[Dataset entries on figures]
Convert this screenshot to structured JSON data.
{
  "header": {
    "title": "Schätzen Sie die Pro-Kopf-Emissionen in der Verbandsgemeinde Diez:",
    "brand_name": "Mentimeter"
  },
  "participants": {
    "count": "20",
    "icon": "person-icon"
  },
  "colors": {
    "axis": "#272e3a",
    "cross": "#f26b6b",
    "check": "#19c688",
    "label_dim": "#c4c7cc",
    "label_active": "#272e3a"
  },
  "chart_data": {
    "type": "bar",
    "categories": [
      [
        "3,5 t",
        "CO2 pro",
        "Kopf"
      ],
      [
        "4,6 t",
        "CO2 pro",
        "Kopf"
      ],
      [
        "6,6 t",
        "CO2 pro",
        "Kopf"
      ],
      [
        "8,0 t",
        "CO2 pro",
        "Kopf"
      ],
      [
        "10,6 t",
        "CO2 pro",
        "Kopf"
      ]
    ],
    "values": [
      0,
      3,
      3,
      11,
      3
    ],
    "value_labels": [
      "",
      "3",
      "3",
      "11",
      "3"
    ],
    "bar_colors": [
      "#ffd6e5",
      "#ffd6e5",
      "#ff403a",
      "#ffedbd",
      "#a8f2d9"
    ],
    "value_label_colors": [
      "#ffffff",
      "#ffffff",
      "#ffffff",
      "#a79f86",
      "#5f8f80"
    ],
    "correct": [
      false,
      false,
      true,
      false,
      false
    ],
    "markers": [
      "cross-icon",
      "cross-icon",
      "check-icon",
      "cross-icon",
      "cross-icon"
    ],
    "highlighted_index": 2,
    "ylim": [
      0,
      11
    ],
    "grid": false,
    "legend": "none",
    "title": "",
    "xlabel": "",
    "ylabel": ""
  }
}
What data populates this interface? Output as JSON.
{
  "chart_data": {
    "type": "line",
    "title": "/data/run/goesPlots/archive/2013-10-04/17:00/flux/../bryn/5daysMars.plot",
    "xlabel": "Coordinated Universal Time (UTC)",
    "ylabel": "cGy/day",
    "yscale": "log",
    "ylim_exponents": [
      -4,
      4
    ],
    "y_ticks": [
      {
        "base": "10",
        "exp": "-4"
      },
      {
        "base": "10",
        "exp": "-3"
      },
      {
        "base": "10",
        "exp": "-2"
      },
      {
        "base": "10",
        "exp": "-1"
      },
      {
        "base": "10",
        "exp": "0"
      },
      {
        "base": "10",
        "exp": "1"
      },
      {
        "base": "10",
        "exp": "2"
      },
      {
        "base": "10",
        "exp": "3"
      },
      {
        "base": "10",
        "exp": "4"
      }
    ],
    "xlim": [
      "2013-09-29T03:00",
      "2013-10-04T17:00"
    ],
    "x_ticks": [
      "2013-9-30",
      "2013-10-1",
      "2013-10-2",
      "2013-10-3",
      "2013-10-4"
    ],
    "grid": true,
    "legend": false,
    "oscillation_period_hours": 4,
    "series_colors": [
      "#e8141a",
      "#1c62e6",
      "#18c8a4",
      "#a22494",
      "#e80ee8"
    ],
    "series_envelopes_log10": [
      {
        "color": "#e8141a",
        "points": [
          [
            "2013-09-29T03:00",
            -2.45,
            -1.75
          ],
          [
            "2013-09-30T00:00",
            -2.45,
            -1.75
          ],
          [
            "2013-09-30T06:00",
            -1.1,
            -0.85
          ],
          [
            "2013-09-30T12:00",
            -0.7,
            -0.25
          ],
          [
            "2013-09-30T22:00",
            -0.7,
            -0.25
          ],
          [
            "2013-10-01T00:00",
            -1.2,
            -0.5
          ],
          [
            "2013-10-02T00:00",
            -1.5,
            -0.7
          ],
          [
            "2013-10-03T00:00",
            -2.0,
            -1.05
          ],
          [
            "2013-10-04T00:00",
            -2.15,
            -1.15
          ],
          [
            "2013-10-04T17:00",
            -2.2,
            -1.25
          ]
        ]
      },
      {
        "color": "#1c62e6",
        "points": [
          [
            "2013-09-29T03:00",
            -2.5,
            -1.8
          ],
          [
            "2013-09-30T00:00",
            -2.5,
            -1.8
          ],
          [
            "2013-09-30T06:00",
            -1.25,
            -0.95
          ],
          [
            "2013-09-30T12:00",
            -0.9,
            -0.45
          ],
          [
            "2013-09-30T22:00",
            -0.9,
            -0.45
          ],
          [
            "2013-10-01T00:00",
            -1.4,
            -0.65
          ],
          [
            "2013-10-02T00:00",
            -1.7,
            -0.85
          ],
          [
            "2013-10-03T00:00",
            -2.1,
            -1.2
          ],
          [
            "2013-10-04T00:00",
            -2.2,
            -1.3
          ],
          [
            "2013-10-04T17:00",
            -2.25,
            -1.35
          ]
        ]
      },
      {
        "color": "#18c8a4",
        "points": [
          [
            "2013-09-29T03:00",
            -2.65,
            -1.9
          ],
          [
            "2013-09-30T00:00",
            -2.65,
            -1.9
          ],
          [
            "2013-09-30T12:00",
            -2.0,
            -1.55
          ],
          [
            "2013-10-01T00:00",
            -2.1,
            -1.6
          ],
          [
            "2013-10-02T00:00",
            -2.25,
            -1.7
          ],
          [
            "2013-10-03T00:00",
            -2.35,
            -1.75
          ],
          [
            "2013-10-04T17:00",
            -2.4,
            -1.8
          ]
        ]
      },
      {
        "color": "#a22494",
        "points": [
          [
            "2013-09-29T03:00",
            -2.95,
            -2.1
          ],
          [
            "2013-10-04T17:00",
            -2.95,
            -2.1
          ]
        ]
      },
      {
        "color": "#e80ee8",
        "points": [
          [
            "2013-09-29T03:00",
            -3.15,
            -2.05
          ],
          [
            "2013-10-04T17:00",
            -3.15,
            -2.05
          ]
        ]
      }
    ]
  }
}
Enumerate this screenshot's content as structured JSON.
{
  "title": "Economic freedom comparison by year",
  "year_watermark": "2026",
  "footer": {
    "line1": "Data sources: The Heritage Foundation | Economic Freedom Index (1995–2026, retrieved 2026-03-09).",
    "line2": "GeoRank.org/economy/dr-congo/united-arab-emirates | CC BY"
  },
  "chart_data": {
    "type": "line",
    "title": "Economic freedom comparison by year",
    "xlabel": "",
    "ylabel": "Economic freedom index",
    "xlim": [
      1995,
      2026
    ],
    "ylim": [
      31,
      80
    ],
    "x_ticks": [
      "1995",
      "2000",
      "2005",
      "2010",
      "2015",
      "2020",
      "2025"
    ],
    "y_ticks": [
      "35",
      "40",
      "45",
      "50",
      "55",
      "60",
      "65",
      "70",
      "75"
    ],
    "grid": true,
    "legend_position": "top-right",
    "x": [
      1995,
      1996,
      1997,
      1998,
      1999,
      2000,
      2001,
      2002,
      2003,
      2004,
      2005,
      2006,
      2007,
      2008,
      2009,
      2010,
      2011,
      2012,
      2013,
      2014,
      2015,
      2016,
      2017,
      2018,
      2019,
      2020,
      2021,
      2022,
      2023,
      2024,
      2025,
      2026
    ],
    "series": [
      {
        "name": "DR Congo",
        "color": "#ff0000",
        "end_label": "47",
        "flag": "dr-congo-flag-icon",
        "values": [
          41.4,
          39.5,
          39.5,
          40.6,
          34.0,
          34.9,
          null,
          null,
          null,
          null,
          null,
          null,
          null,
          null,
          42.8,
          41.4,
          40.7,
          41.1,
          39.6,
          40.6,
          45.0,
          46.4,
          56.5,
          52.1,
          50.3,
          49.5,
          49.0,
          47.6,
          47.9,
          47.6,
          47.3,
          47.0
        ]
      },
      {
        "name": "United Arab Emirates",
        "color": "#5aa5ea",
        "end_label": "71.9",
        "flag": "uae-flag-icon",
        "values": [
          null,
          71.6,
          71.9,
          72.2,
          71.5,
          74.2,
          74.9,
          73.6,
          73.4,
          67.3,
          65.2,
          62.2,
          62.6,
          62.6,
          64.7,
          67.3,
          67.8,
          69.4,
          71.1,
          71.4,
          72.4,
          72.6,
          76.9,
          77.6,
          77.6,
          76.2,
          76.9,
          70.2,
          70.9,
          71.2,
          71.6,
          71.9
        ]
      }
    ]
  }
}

§ **YOUR INSTRUCTIONS**:
Go through the records above and copy every line with the word "flag".

§ **ANSWER TO THIS TASK**:
        "flag": "dr-congo-flag-icon",
        "flag": "uae-flag-icon",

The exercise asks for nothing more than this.